Task details:
Reproduce the full listing that appears beneath this instruction exactly.

Listed records:
● ● ● ● ●
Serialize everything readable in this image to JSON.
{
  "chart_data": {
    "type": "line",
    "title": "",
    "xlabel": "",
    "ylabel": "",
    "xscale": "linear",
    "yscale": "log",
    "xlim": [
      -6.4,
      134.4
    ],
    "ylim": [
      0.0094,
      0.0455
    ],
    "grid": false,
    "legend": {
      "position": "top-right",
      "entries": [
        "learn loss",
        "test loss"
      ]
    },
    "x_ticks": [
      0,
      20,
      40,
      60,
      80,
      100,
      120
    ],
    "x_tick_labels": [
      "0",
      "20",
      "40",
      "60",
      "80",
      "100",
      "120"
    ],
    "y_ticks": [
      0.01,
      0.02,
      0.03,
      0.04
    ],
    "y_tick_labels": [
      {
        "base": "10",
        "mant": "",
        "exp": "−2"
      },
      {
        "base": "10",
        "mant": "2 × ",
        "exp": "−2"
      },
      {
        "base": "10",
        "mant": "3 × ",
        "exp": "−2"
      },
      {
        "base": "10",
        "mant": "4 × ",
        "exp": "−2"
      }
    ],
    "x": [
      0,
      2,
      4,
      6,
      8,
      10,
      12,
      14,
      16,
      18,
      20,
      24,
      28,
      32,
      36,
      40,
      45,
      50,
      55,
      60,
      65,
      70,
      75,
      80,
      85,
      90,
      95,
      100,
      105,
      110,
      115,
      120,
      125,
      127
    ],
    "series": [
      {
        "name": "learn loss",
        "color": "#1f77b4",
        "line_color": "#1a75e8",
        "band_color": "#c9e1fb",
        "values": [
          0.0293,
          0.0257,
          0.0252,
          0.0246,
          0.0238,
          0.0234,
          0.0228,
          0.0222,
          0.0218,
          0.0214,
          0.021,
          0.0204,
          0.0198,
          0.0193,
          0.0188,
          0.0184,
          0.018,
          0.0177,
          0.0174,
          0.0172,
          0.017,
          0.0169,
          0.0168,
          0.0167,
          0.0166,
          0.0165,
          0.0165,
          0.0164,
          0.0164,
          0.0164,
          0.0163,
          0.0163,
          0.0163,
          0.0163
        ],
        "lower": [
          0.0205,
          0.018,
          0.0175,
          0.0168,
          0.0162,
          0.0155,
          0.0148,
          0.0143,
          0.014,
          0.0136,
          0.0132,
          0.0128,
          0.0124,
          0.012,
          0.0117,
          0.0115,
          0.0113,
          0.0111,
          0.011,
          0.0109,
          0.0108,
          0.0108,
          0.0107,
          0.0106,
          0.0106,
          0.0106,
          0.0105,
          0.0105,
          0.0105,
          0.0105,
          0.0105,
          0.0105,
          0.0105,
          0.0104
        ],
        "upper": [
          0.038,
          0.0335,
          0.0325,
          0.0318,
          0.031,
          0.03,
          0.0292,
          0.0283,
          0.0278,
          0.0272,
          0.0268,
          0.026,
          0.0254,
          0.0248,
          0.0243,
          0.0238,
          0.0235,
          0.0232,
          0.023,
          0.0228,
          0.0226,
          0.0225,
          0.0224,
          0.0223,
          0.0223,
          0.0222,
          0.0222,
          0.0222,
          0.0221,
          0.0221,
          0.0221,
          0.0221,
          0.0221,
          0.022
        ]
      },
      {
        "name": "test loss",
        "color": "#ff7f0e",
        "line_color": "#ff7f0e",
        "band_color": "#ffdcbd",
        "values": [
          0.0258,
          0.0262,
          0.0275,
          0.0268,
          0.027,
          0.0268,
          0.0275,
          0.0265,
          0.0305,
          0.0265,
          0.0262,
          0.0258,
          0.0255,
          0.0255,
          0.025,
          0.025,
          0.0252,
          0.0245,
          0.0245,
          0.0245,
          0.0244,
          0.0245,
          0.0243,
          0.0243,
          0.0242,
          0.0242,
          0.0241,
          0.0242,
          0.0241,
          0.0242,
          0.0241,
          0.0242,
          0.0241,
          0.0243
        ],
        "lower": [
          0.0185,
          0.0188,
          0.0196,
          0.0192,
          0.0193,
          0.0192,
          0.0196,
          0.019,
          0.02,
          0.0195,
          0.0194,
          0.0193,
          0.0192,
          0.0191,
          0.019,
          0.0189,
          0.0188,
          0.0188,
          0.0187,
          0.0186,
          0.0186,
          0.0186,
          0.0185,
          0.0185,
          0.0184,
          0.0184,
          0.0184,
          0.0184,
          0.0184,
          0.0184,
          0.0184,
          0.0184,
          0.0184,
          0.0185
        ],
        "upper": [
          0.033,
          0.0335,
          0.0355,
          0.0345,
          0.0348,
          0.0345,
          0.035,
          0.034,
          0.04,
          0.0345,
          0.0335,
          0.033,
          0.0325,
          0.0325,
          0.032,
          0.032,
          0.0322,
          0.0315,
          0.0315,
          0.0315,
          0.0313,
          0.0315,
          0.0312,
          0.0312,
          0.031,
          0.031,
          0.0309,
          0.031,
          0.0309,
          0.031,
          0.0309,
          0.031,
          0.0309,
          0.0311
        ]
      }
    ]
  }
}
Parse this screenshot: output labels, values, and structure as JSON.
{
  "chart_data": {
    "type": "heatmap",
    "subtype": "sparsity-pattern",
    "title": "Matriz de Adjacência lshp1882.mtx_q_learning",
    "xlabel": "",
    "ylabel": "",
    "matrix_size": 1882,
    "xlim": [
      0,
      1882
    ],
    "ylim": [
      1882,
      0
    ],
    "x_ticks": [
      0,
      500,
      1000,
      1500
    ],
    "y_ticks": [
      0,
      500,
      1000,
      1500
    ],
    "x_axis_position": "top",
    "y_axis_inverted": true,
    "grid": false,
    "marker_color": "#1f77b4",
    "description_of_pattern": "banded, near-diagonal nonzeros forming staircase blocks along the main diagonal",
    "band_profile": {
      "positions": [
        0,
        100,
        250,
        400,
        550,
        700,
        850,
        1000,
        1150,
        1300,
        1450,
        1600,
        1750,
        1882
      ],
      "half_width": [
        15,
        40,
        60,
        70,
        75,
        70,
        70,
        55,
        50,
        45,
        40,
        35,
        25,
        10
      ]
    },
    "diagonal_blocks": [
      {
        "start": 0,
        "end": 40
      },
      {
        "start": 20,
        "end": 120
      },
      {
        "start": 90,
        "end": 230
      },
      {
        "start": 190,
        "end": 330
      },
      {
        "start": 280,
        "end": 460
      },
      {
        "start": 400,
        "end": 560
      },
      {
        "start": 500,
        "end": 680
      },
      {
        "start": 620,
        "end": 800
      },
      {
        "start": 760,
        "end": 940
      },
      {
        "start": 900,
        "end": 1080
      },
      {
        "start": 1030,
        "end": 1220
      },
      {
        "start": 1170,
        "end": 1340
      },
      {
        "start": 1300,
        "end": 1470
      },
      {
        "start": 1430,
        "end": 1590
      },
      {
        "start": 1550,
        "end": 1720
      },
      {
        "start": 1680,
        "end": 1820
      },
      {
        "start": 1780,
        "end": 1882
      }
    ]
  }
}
● ● ● ● ●
Task response:
Serialize everything readable in this image to JSON.
{
  "chart_data": {
    "type": "line",
    "title": "",
    "xlabel": "",
    "ylabel": "",
    "xscale": "linear",
    "yscale": "log",
    "xlim": [
      -6.4,
      134.4
    ],
    "ylim": [
      0.0094,
      0.0455
    ],
    "grid": false,
    "legend": {
      "position": "top-right",
      "entries": [
        "learn loss",
        "test loss"
      ]
    },
    "x_ticks": [
      0,
      20,
      40,
      60,
      80,
      100,
      120
    ],
    "x_tick_labels": [
      "0",
      "20",
      "40",
      "60",
      "80",
      "100",
      "120"
    ],
    "y_ticks": [
      0.01,
      0.02,
      0.03,
      0.04
    ],
    "y_tick_labels": [
      {
        "base": "10",
        "mant": "",
        "exp": "−2"
      },
      {
        "base": "10",
        "mant": "2 × ",
        "exp": "−2"
      },
      {
        "base": "10",
        "mant": "3 × ",
        "exp": "−2"
      },
      {
        "base": "10",
        "mant": "4 × ",
        "exp": "−2"
      }
    ],
    "x": [
      0,
      2,
      4,
      6,
      8,
      10,
      12,
      14,
      16,
      18,
      20,
      24,
      28,
      32,
      36,
      40,
      45,
      50,
      55,
      60,
      65,
      70,
      75,
      80,
      85,
      90,
      95,
      100,
      105,
      110,
      115,
      120,
      125,
      127
    ],
    "series": [
      {
        "name": "learn loss",
        "color": "#1f77b4",
        "line_color": "#1a75e8",
        "band_color": "#c9e1fb",
        "values": [
          0.0293,
          0.0257,
          0.0252,
          0.0246,
          0.0238,
          0.0234,
          0.0228,
          0.0222,
          0.0218,
          0.0214,
          0.021,
          0.0204,
          0.0198,
          0.0193,
          0.0188,
          0.0184,
          0.018,
          0.0177,
          0.0174,
          0.0172,
          0.017,
          0.0169,
          0.0168,
          0.0167,
          0.0166,
          0.0165,
          0.0165,
          0.0164,
          0.0164,
          0.0164,
          0.0163,
          0.0163,
          0.0163,
          0.0163
        ],
        "lower": [
          0.0205,
          0.018,
          0.0175,
          0.0168,
          0.0162,
          0.0155,
          0.0148,
          0.0143,
          0.014,
          0.0136,
          0.0132,
          0.0128,
          0.0124,
          0.012,
          0.0117,
          0.0115,
          0.0113,
          0.0111,
          0.011,
          0.0109,
          0.0108,
          0.0108,
          0.0107,
          0.0106,
          0.0106,
          0.0106,
          0.0105,
          0.0105,
          0.0105,
          0.0105,
          0.0105,
          0.0105,
          0.0105,
          0.0104
        ],
        "upper": [
          0.038,
          0.0335,
          0.0325,
          0.0318,
          0.031,
          0.03,
          0.0292,
          0.0283,
          0.0278,
          0.0272,
          0.0268,
          0.026,
          0.0254,
          0.0248,
          0.0243,
          0.0238,
          0.0235,
          0.0232,
          0.023,
          0.0228,
          0.0226,
          0.0225,
          0.0224,
          0.0223,
          0.0223,
          0.0222,
          0.0222,
          0.0222,
          0.0221,
          0.0221,
          0.0221,
          0.0221,
          0.0221,
          0.022
        ]
      },
      {
        "name": "test loss",
        "color": "#ff7f0e",
        "line_color": "#ff7f0e",
        "band_color": "#ffdcbd",
        "values": [
          0.0258,
          0.0262,
          0.0275,
          0.0268,
          0.027,
          0.0268,
          0.0275,
          0.0265,
          0.0305,
          0.0265,
          0.0262,
          0.0258,
          0.0255,
          0.0255,
          0.025,
          0.025,
          0.0252,
          0.0245,
          0.0245,
          0.0245,
          0.0244,
          0.0245,
          0.0243,
          0.0243,
          0.0242,
          0.0242,
          0.0241,
          0.0242,
          0.0241,
          0.0242,
          0.0241,
          0.0242,
          0.0241,
          0.0243
        ],
        "lower": [
          0.0185,
          0.0188,
          0.0196,
          0.0192,
          0.0193,
          0.0192,
          0.0196,
          0.019,
          0.02,
          0.0195,
          0.0194,
          0.0193,
          0.0192,
          0.0191,
          0.019,
          0.0189,
          0.0188,
          0.0188,
          0.0187,
          0.0186,
          0.0186,
          0.0186,
          0.0185,
          0.0185,
          0.0184,
          0.0184,
          0.0184,
          0.0184,
          0.0184,
          0.0184,
          0.0184,
          0.0184,
          0.0184,
          0.0185
        ],
        "upper": [
          0.033,
          0.0335,
          0.0355,
          0.0345,
          0.0348,
          0.0345,
          0.035,
          0.034,
          0.04,
          0.0345,
          0.0335,
          0.033,
          0.0325,
          0.0325,
          0.032,
          0.032,
          0.0322,
          0.0315,
          0.0315,
          0.0315,
          0.0313,
          0.0315,
          0.0312,
          0.0312,
          0.031,
          0.031,
          0.0309,
          0.031,
          0.0309,
          0.031,
          0.0309,
          0.031,
          0.0309,
          0.0311
        ]
      }
    ]
  }
}
Parse this screenshot: output labels, values, and structure as JSON.
{
  "chart_data": {
    "type": "heatmap",
    "subtype": "sparsity-pattern",
    "title": "Matriz de Adjacência lshp1882.mtx_q_learning",
    "xlabel": "",
    "ylabel": "",
    "matrix_size": 1882,
    "xlim": [
      0,
      1882
    ],
    "ylim": [
      1882,
      0
    ],
    "x_ticks": [
      0,
      500,
      1000,
      1500
    ],
    "y_ticks": [
      0,
      500,
      1000,
      1500
    ],
    "x_axis_position": "top",
    "y_axis_inverted": true,
    "grid": false,
    "marker_color": "#1f77b4",
    "description_of_pattern": "banded, near-diagonal nonzeros forming staircase blocks along the main diagonal",
    "band_profile": {
      "positions": [
        0,
        100,
        250,
        400,
        550,
        700,
        850,
        1000,
        1150,
        1300,
        1450,
        1600,
        1750,
        1882
      ],
      "half_width": [
        15,
        40,
        60,
        70,
        75,
        70,
        70,
        55,
        50,
        45,
        40,
        35,
        25,
        10
      ]
    },
    "diagonal_blocks": [
      {
        "start": 0,
        "end": 40
      },
      {
        "start": 20,
        "end": 120
      },
      {
        "start": 90,
        "end": 230
      },
      {
        "start": 190,
        "end": 330
      },
      {
        "start": 280,
        "end": 460
      },
      {
        "start": 400,
        "end": 560
      },
      {
        "start": 500,
        "end": 680
      },
      {
        "start": 620,
        "end": 800
      },
      {
        "start": 760,
        "end": 940
      },
      {
        "start": 900,
        "end": 1080
      },
      {
        "start": 1030,
        "end": 1220
      },
      {
        "start": 1170,
        "end": 1340
      },
      {
        "start": 1300,
        "end": 1470
      },
      {
        "start": 1430,
        "end": 1590
      },
      {
        "start": 1550,
        "end": 1720
      },
      {
        "start": 1680,
        "end": 1820
      },
      {
        "start": 1780,
        "end": 1882
      }
    ]
  }
}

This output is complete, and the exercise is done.